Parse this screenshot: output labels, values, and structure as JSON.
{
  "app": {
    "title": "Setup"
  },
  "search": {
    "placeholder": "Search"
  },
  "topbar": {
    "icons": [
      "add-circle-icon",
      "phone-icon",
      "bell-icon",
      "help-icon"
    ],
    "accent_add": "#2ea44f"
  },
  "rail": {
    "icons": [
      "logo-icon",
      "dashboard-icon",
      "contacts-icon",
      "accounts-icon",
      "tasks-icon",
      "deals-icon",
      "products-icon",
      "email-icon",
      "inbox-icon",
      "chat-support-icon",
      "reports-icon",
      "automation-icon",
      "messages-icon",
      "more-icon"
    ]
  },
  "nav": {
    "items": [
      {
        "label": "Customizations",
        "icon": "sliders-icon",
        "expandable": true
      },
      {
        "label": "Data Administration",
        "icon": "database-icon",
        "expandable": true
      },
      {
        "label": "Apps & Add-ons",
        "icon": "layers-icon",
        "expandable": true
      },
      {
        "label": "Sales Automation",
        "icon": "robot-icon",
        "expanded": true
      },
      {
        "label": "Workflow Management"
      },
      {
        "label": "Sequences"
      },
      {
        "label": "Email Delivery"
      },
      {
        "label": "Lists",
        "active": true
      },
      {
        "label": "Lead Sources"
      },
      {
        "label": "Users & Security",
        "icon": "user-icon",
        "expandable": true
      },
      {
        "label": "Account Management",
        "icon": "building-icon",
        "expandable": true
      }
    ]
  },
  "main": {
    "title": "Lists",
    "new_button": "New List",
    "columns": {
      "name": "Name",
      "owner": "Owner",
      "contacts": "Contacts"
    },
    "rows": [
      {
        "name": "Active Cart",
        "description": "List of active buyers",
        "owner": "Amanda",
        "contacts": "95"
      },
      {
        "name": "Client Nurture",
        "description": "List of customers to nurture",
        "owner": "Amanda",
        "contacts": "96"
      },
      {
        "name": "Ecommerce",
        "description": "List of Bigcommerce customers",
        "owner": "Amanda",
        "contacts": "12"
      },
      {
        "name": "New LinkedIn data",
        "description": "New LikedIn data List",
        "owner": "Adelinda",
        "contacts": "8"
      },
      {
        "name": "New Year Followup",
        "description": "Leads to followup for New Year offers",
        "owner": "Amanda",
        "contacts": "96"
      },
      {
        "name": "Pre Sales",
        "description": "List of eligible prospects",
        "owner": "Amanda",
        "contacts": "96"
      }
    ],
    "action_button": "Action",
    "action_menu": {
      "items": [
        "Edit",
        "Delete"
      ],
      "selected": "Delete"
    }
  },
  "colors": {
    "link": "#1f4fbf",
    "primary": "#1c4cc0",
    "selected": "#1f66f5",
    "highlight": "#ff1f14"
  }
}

= = = = = = =

Filter the records for lines holding the string "Year". Copy each one.

        "name": "New Year Followup",
        "description": "Leads to followup for New Year offers",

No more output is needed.